* Dataset:
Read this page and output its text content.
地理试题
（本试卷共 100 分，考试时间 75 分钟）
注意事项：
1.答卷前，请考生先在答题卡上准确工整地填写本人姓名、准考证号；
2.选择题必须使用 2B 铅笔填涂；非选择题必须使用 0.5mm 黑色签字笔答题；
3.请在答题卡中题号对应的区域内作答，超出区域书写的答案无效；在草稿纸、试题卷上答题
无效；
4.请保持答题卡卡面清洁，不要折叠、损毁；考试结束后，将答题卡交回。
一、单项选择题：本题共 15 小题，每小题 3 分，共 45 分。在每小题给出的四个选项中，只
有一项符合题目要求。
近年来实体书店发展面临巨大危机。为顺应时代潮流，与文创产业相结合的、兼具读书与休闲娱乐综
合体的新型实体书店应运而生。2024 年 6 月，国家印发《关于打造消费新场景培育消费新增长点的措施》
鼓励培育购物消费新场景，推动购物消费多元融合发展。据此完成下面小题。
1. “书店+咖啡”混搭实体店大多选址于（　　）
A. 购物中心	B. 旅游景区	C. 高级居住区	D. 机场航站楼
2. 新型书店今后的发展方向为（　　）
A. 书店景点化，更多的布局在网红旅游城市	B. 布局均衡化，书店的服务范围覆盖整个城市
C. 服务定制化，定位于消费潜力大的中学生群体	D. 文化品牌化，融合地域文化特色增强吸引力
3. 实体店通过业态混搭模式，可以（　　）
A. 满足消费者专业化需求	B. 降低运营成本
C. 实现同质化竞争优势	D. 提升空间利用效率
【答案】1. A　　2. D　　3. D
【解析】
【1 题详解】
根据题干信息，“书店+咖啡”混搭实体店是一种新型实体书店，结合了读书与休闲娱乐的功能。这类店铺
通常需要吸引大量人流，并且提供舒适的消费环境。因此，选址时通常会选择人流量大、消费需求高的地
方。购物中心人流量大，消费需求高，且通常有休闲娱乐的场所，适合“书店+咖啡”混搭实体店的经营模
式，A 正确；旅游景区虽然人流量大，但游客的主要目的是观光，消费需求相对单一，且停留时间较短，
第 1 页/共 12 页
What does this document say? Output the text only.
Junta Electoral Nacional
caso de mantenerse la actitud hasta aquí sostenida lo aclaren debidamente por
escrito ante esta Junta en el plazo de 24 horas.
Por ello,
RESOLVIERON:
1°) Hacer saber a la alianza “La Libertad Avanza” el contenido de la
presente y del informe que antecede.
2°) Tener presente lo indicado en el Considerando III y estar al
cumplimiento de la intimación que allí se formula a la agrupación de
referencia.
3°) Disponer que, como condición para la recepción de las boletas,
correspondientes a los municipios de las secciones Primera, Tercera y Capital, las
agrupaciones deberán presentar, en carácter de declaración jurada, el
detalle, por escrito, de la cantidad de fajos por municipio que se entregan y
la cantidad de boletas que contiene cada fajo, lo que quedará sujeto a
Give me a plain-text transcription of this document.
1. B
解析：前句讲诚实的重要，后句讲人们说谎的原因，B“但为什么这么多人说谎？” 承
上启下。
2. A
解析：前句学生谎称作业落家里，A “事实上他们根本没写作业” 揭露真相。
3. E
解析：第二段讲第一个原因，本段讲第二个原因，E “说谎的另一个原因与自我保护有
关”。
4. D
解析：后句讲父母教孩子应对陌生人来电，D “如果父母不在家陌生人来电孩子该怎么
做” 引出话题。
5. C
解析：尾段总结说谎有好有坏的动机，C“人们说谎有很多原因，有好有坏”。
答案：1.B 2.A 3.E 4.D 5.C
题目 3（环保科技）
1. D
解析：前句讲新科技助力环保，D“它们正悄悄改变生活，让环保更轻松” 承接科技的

* Your instructions: Return all the data exactly as given.

* Task output:
Read this page and output its text content.
地理试题
（本试卷共 100 分，考试时间 75 分钟）
注意事项：
1.答卷前，请考生先在答题卡上准确工整地填写本人姓名、准考证号；
2.选择题必须使用 2B 铅笔填涂；非选择题必须使用 0.5mm 黑色签字笔答题；
3.请在答题卡中题号对应的区域内作答，超出区域书写的答案无效；在草稿纸、试题卷上答题
无效；
4.请保持答题卡卡面清洁，不要折叠、损毁；考试结束后，将答题卡交回。
一、单项选择题：本题共 15 小题，每小题 3 分，共 45 分。在每小题给出的四个选项中，只
有一项符合题目要求。
近年来实体书店发展面临巨大危机。为顺应时代潮流，与文创产业相结合的、兼具读书与休闲娱乐综
合体的新型实体书店应运而生。2024 年 6 月，国家印发《关于打造消费新场景培育消费新增长点的措施》
鼓励培育购物消费新场景，推动购物消费多元融合发展。据此完成下面小题。
1. “书店+咖啡”混搭实体店大多选址于（　　）
A. 购物中心	B. 旅游景区	C. 高级居住区	D. 机场航站楼
2. 新型书店今后的发展方向为（　　）
A. 书店景点化，更多的布局在网红旅游城市	B. 布局均衡化，书店的服务范围覆盖整个城市
C. 服务定制化，定位于消费潜力大的中学生群体	D. 文化品牌化，融合地域文化特色增强吸引力
3. 实体店通过业态混搭模式，可以（　　）
A. 满足消费者专业化需求	B. 降低运营成本
C. 实现同质化竞争优势	D. 提升空间利用效率
【答案】1. A　　2. D　　3. D
【解析】
【1 题详解】
根据题干信息，“书店+咖啡”混搭实体店是一种新型实体书店，结合了读书与休闲娱乐的功能。这类店铺
通常需要吸引大量人流，并且提供舒适的消费环境。因此，选址时通常会选择人流量大、消费需求高的地
方。购物中心人流量大，消费需求高，且通常有休闲娱乐的场所，适合“书店+咖啡”混搭实体店的经营模
式，A 正确；旅游景区虽然人流量大，但游客的主要目的是观光，消费需求相对单一，且停留时间较短，
第 1 页/共 12 页
What does this document say? Output the text only.
Junta Electoral Nacional
caso de mantenerse la actitud hasta aquí sostenida lo aclaren debidamente por
escrito ante esta Junta en el plazo de 24 horas.
Por ello,
RESOLVIERON:
1°) Hacer saber a la alianza “La Libertad Avanza” el contenido de la
presente y del informe que antecede.
2°) Tener presente lo indicado en el Considerando III y estar al
cumplimiento de la intimación que allí se formula a la agrupación de
referencia.
3°) Disponer que, como condición para la recepción de las boletas,
correspondientes a los municipios de las secciones Primera, Tercera y Capital, las
agrupaciones deberán presentar, en carácter de declaración jurada, el
detalle, por escrito, de la cantidad de fajos por municipio que se entregan y
la cantidad de boletas que contiene cada fajo, lo que quedará sujeto a
Give me a plain-text transcription of this document.
1. B
解析：前句讲诚实的重要，后句讲人们说谎的原因，B“但为什么这么多人说谎？” 承
上启下。
2. A
解析：前句学生谎称作业落家里，A “事实上他们根本没写作业” 揭露真相。
3. E
解析：第二段讲第一个原因，本段讲第二个原因，E “说谎的另一个原因与自我保护有
关”。
4. D
解析：后句讲父母教孩子应对陌生人来电，D “如果父母不在家陌生人来电孩子该怎么
做” 引出话题。
5. C
解析：尾段总结说谎有好有坏的动机，C“人们说谎有很多原因，有好有坏”。
答案：1.B 2.A 3.E 4.D 5.C
题目 3（环保科技）
1. D
解析：前句讲新科技助力环保，D“它们正悄悄改变生活，让环保更轻松” 承接科技的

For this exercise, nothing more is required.